Element position data:
━━━━━━━━━━━━━━━━━━━━━━━━━━━━━━
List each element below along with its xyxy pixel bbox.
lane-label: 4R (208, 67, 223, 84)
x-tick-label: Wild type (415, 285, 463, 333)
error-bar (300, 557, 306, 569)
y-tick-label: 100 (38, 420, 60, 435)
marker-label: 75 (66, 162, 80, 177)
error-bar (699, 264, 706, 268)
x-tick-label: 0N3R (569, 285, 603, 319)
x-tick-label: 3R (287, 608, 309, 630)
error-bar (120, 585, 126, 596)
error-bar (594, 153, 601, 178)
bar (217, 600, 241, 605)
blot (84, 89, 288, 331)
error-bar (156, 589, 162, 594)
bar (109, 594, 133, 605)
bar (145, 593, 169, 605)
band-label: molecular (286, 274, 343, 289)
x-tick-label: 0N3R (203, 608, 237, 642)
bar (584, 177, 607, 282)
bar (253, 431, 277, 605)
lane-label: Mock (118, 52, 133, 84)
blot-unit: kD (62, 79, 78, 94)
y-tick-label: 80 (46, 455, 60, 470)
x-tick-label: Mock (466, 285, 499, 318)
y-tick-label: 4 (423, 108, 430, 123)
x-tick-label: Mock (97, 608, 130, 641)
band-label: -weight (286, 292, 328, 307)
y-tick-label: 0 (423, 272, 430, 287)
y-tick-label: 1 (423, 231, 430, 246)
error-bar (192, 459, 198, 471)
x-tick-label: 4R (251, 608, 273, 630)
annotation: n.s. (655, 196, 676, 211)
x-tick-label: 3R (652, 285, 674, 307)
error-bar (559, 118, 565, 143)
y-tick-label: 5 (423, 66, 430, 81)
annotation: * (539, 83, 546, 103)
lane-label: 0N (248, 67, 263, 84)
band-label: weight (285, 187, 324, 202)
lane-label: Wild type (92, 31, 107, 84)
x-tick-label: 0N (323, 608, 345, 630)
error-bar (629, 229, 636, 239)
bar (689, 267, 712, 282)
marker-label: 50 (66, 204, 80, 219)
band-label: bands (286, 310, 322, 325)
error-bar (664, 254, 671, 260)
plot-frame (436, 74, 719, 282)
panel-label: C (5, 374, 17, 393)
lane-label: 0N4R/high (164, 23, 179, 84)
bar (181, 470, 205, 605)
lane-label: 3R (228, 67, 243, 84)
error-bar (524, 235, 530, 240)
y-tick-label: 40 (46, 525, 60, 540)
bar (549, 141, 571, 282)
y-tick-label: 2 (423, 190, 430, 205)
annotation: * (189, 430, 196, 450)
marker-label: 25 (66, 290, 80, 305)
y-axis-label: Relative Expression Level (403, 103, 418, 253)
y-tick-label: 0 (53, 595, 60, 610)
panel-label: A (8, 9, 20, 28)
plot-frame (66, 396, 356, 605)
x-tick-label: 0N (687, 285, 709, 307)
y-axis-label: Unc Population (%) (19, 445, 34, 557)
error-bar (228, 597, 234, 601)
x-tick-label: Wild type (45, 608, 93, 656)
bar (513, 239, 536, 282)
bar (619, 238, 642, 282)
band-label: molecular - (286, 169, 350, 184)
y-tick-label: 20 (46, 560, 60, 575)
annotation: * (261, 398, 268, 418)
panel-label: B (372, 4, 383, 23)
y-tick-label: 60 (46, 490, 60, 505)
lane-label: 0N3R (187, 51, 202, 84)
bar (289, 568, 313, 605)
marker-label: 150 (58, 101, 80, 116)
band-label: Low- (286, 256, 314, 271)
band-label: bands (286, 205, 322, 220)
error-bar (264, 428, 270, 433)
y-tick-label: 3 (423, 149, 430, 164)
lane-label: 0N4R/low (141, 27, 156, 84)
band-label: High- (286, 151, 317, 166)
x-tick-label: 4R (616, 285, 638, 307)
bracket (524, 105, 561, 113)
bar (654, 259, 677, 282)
━━━━━━━━━━━━━━━━━━━━━━━━━━━━━━
*WHAT TO WORK ON*
Reproduce every line of the material above word for word, changing nothing.

*THE RESPONSE*
List each element below along with its xyxy pixel bbox.
lane-label: 4R (208, 67, 223, 84)
x-tick-label: Wild type (415, 285, 463, 333)
error-bar (300, 557, 306, 569)
y-tick-label: 100 (38, 420, 60, 435)
marker-label: 75 (66, 162, 80, 177)
error-bar (699, 264, 706, 268)
x-tick-label: 0N3R (569, 285, 603, 319)
x-tick-label: 3R (287, 608, 309, 630)
error-bar (120, 585, 126, 596)
error-bar (594, 153, 601, 178)
bar (217, 600, 241, 605)
blot (84, 89, 288, 331)
error-bar (156, 589, 162, 594)
bar (109, 594, 133, 605)
bar (145, 593, 169, 605)
band-label: molecular (286, 274, 343, 289)
x-tick-label: 0N3R (203, 608, 237, 642)
bar (584, 177, 607, 282)
bar (253, 431, 277, 605)
lane-label: Mock (118, 52, 133, 84)
blot-unit: kD (62, 79, 78, 94)
y-tick-label: 80 (46, 455, 60, 470)
x-tick-label: Mock (466, 285, 499, 318)
y-tick-label: 4 (423, 108, 430, 123)
x-tick-label: Mock (97, 608, 130, 641)
band-label: -weight (286, 292, 328, 307)
y-tick-label: 0 (423, 272, 430, 287)
y-tick-label: 1 (423, 231, 430, 246)
error-bar (192, 459, 198, 471)
x-tick-label: 4R (251, 608, 273, 630)
annotation: n.s. (655, 196, 676, 211)
x-tick-label: 3R (652, 285, 674, 307)
error-bar (559, 118, 565, 143)
y-tick-label: 5 (423, 66, 430, 81)
annotation: * (539, 83, 546, 103)
lane-label: 0N (248, 67, 263, 84)
band-label: weight (285, 187, 324, 202)
lane-label: Wild type (92, 31, 107, 84)
x-tick-label: 0N (323, 608, 345, 630)
error-bar (629, 229, 636, 239)
bar (689, 267, 712, 282)
marker-label: 50 (66, 204, 80, 219)
band-label: bands (286, 310, 322, 325)
error-bar (664, 254, 671, 260)
plot-frame (436, 74, 719, 282)
panel-label: C (5, 374, 17, 393)
lane-label: 0N4R/high (164, 23, 179, 84)
bar (181, 470, 205, 605)
lane-label: 3R (228, 67, 243, 84)
error-bar (524, 235, 530, 240)
y-tick-label: 40 (46, 525, 60, 540)
bar (549, 141, 571, 282)
y-tick-label: 2 (423, 190, 430, 205)
annotation: * (189, 430, 196, 450)
marker-label: 25 (66, 290, 80, 305)
y-axis-label: Relative Expression Level (403, 103, 418, 253)
y-tick-label: 0 (53, 595, 60, 610)
panel-label: A (8, 9, 20, 28)
plot-frame (66, 396, 356, 605)
x-tick-label: 0N (687, 285, 709, 307)
y-axis-label: Unc Population (%) (19, 445, 34, 557)
error-bar (228, 597, 234, 601)
x-tick-label: Wild type (45, 608, 93, 656)
bar (513, 239, 536, 282)
bar (619, 238, 642, 282)
band-label: molecular - (286, 169, 350, 184)
y-tick-label: 20 (46, 560, 60, 575)
annotation: * (261, 398, 268, 418)
panel-label: B (372, 4, 383, 23)
y-tick-label: 60 (46, 490, 60, 505)
lane-label: 0N3R (187, 51, 202, 84)
bar (289, 568, 313, 605)
marker-label: 150 (58, 101, 80, 116)
band-label: Low- (286, 256, 314, 271)
band-label: bands (286, 205, 322, 220)
error-bar (264, 428, 270, 433)
y-tick-label: 3 (423, 149, 430, 164)
lane-label: 0N4R/low (141, 27, 156, 84)
band-label: High- (286, 151, 317, 166)
x-tick-label: 4R (616, 285, 638, 307)
bracket (524, 105, 561, 113)
bar (654, 259, 677, 282)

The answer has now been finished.